▶ _Trecho citado_
::::

O Globo
Empresas e instituições financeiras públicas
são geridas conforme múltiplos interesses políticos
Está no documento da Polícia Federal que levou à liquidação do Banco Master: as letras financeiras (LFs) dessa instituição “não eram atrativas a investidores privados”. O Master oferecia aos compradores dessas letras uma rentabilidade de encher os olhos: 130% do CDI (Certificado de Depósito Interbancário). E qualquer pessoa mais ou menos informada sobre o mercado financeiro sabe como é difícil bater o CDI. Por que então esse tipo de papel era rejeitado por investidores privados? Três motivos: o prazo excessivo, dez anos; a falta de credibilidade do emissor; e a falta de cobertura do Fundo Garantidor de Créditos (FGC).
Fazia anos que, no mercado financeiro, se
sabia da insustentabilidade das operações do Master. Havia pelo menos um caso
exemplar, tornado público pela colunista Malu Gaspar, em
seu blog no GLOBO, em 12/7/24. O blog contava que a Caixa havia desistido
de aplicar R$ 500 milhões em letras financeiras do Master. Dizia:
— Em parecer sigiloso de 19 páginas obtido
pela equipe da coluna, a área de renda fixa da Caixa Asset, o braço de gestão
de ativos do banco estatal, desaconselhou enfaticamente a operação, considerada
“atípica” e “arriscada”.
A Caixa, seu dono — o governo federal — e os
clientes se livraram de um mau negócio, mas os técnicos que desaconselharam a
operação pagaram um preço: perderam seus cargos, segundo informava Malu Gaspar.
A direção da Caixa, controlada pelo Centrão, pretendia mesmo comprar as tais
letras. É o que se deduz do afastamento dos gerentes que condenaram a operação.
De todo modo, fica aí demonstrado que as LFs do Master não deveriam ser
“atrativas” nem para o investidor público.
Entretanto, entre 2023 e 2024, o Master
conseguiu colocar LFs no valor de R$ 2,3 bilhões. Desse total, três fundos
previdenciários estaduais e 15 municipais compraram R$ 1,87 bilhão, ou 81% do
total. O Rioprevidência, fundo de 230 mil servidores civis e militares, foi o
maior comprador: R$ 970 milhões, ou 42% dessa carteira do Master.

::::

▶ _Material_
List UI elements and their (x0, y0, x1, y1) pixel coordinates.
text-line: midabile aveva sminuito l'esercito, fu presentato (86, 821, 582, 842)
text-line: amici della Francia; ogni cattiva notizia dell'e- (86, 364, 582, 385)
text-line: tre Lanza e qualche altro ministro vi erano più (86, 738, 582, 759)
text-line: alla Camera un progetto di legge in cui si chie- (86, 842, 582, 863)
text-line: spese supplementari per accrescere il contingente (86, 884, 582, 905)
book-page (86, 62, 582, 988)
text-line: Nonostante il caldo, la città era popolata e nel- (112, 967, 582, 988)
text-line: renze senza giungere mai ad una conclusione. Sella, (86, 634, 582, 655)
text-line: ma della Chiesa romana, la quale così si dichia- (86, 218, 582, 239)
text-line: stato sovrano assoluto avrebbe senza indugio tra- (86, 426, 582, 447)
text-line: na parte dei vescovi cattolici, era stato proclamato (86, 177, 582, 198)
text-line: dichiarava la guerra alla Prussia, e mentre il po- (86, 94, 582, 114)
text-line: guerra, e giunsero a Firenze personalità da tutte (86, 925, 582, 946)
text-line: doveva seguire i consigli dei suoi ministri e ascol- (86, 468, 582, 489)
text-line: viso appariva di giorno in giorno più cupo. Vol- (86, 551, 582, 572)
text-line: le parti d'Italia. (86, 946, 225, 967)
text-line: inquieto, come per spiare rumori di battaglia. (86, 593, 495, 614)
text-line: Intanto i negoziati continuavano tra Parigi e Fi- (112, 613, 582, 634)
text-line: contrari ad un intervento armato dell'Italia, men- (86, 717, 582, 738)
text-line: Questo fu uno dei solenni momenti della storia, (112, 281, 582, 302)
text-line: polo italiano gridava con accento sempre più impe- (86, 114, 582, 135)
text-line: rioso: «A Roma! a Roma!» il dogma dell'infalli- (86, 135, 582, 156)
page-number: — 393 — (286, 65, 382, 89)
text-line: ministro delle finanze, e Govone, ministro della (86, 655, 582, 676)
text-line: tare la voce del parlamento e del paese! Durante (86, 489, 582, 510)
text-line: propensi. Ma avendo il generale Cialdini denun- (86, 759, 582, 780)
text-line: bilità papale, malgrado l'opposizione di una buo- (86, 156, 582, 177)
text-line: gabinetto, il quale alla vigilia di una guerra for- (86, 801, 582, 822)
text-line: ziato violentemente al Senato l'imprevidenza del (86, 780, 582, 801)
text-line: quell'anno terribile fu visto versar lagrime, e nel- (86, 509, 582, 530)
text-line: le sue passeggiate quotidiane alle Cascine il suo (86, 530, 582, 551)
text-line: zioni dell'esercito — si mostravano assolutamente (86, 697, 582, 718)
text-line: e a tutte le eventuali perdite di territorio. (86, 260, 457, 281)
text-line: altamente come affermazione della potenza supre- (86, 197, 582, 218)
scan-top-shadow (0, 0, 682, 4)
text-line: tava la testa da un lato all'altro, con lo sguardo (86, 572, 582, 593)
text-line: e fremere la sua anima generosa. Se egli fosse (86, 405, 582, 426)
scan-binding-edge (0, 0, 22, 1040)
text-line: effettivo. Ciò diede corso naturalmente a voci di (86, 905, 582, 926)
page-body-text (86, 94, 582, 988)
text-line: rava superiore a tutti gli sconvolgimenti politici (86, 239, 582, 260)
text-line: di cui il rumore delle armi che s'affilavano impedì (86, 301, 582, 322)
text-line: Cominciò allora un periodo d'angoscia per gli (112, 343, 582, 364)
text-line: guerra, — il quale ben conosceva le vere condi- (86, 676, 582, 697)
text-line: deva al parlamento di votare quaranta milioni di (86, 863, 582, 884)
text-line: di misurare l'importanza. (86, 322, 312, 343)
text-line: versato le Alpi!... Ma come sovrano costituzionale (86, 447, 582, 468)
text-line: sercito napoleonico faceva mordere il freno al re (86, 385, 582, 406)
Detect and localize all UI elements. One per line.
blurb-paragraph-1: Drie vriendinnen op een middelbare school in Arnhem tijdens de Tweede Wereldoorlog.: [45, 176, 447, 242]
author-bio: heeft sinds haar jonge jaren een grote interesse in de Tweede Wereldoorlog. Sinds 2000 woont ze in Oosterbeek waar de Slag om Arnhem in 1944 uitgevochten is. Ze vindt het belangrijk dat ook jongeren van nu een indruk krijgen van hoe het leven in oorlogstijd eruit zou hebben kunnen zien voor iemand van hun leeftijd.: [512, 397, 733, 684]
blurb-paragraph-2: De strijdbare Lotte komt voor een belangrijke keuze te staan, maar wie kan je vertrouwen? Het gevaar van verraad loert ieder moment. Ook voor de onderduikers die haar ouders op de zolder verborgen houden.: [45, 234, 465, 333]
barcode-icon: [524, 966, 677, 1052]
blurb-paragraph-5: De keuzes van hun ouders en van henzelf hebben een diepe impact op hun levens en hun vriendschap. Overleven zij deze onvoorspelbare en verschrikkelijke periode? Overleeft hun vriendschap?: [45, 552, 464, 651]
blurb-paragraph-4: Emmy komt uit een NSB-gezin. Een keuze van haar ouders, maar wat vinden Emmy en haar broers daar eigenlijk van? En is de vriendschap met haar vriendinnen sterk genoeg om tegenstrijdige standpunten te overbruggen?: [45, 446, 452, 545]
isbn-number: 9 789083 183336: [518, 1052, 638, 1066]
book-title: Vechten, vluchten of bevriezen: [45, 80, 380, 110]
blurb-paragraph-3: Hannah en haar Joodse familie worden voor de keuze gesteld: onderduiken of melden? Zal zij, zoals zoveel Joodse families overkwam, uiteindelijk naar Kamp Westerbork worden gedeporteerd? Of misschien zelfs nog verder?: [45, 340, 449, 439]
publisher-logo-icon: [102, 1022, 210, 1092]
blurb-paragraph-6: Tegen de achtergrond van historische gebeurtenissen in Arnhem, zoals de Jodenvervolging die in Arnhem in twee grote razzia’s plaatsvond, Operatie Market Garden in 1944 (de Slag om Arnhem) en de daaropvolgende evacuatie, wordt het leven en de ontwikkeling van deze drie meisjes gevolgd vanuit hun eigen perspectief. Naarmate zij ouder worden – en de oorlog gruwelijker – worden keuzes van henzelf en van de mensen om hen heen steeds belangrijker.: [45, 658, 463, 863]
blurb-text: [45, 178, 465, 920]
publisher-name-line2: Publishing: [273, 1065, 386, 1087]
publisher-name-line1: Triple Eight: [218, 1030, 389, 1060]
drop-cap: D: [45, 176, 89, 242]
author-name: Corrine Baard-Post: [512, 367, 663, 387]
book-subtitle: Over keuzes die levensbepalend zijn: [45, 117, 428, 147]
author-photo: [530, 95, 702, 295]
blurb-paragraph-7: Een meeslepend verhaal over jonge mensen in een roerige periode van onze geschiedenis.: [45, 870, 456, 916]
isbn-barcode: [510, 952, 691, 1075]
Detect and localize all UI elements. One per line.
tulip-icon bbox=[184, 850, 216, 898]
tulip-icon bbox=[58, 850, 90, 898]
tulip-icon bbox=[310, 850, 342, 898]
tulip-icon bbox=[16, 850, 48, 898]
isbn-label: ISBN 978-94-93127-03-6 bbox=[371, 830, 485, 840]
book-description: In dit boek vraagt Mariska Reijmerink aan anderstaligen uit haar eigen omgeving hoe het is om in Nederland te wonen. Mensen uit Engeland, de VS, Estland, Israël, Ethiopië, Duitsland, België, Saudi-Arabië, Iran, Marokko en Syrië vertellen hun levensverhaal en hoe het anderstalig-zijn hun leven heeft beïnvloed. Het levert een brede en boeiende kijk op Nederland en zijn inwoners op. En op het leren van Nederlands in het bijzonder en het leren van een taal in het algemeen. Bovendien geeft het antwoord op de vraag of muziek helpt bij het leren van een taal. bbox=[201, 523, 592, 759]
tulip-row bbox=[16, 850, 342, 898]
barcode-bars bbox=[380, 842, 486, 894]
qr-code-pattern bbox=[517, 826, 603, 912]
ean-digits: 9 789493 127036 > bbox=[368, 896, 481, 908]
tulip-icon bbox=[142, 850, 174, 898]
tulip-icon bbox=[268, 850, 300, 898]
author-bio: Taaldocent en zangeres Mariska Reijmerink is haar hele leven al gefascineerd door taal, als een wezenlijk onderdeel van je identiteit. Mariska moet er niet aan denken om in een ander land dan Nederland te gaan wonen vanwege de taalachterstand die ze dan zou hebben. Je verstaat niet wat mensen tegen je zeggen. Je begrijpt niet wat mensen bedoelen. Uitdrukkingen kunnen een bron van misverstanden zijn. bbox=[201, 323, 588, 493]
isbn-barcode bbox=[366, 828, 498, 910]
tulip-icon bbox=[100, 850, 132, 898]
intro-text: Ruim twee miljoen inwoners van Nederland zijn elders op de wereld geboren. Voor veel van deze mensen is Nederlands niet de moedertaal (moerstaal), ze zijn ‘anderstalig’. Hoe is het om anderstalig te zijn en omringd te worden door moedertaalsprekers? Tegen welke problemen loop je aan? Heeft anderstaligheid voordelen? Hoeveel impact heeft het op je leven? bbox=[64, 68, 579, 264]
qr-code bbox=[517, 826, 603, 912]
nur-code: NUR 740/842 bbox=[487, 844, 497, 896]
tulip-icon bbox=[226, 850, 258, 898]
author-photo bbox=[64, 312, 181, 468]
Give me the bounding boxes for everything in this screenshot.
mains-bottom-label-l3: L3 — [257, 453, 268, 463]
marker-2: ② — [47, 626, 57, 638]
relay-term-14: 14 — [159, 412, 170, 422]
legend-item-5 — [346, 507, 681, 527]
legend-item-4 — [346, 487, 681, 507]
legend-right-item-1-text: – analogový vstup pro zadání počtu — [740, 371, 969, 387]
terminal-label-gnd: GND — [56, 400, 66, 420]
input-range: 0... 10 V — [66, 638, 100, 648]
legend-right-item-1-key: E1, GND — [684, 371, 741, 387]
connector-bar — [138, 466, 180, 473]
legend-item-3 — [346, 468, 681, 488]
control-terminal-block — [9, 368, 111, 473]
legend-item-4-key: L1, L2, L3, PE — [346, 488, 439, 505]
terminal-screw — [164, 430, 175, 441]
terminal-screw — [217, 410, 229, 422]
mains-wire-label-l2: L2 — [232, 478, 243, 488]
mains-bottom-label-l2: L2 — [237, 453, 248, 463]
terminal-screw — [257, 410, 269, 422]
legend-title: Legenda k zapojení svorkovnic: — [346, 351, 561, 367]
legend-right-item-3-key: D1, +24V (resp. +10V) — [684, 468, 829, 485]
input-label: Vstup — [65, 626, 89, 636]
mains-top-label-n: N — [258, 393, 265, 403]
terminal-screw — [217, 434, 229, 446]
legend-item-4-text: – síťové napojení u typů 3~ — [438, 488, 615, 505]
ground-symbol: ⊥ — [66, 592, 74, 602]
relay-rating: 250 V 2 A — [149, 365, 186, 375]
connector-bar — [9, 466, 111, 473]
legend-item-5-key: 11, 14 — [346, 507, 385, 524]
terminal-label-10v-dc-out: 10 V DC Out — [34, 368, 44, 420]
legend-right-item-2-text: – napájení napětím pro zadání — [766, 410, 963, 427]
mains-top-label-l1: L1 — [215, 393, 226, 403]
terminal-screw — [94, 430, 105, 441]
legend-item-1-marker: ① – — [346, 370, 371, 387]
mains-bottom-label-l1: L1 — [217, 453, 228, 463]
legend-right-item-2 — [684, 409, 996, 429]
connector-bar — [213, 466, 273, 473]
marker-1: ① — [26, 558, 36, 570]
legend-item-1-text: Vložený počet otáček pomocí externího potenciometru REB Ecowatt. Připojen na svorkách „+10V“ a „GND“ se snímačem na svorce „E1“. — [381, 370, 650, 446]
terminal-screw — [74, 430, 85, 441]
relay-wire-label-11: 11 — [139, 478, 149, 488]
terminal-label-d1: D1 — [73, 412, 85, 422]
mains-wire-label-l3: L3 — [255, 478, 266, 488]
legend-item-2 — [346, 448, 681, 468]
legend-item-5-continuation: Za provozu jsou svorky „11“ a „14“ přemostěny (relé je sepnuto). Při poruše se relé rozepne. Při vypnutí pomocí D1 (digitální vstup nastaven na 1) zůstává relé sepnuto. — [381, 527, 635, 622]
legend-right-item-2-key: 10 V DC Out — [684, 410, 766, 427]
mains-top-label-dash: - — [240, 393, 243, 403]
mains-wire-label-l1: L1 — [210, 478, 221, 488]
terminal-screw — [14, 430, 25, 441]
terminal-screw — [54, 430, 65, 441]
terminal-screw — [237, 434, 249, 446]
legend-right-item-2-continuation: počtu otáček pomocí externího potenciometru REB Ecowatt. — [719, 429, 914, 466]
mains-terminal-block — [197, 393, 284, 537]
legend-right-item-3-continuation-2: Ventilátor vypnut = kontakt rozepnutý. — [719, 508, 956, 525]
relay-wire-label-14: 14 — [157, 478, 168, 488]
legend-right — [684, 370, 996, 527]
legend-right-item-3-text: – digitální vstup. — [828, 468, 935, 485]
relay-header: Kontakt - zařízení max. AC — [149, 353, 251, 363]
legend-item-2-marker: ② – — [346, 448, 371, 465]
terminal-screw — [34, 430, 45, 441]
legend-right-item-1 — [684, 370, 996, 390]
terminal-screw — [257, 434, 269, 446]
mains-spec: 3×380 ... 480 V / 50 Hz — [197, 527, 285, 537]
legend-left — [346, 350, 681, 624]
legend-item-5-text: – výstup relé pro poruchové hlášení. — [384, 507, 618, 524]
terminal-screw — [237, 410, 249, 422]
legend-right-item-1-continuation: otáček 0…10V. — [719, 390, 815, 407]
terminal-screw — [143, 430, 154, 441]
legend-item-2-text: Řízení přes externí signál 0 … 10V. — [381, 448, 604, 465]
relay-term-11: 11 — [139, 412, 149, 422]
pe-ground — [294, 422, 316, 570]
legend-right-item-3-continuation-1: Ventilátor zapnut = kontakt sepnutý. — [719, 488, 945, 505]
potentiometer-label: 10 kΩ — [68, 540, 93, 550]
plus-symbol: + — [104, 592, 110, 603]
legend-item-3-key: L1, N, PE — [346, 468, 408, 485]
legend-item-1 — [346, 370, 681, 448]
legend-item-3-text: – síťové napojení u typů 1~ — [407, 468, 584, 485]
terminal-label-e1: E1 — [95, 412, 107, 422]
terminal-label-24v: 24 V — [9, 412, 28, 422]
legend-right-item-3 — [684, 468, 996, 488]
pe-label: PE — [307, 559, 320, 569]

::::

▶ _Tarefas_
(1) No texto sobre o Banco Master, qual fundo foi o maior comprador das letras financeiras do Master?
(2) Por favor, transcreva do texto sobre o Banco Master o trecho entre "A direção da" e "carteira do Master.", inclusive.

▶ _Respostas_
(1) O Rioprevidência, com R$ 970 milhões, ou 42% dessa carteira do Master.

(2)
A direção da Caixa, controlada pelo Centrão, pretendia mesmo comprar as tais
letras. É o que se deduz do afastamento dos gerentes que condenaram a operação.
De todo modo, fica aí demonstrado que as LFs do Master não deveriam ser
“atrativas” nem para o investidor público.
Entretanto, entre 2023 e 2024, o Master
conseguiu colocar LFs no valor de R$ 2,3 bilhões. Desse total, três fundos
previdenciários estaduais e 15 municipais compraram R$ 1,87 bilhão, ou 81% do
total. O Rioprevidência, fundo de 230 mil servidores civis e militares, foi o
maior comprador: R$ 970 milhões, ou 42% dessa carteira do Master.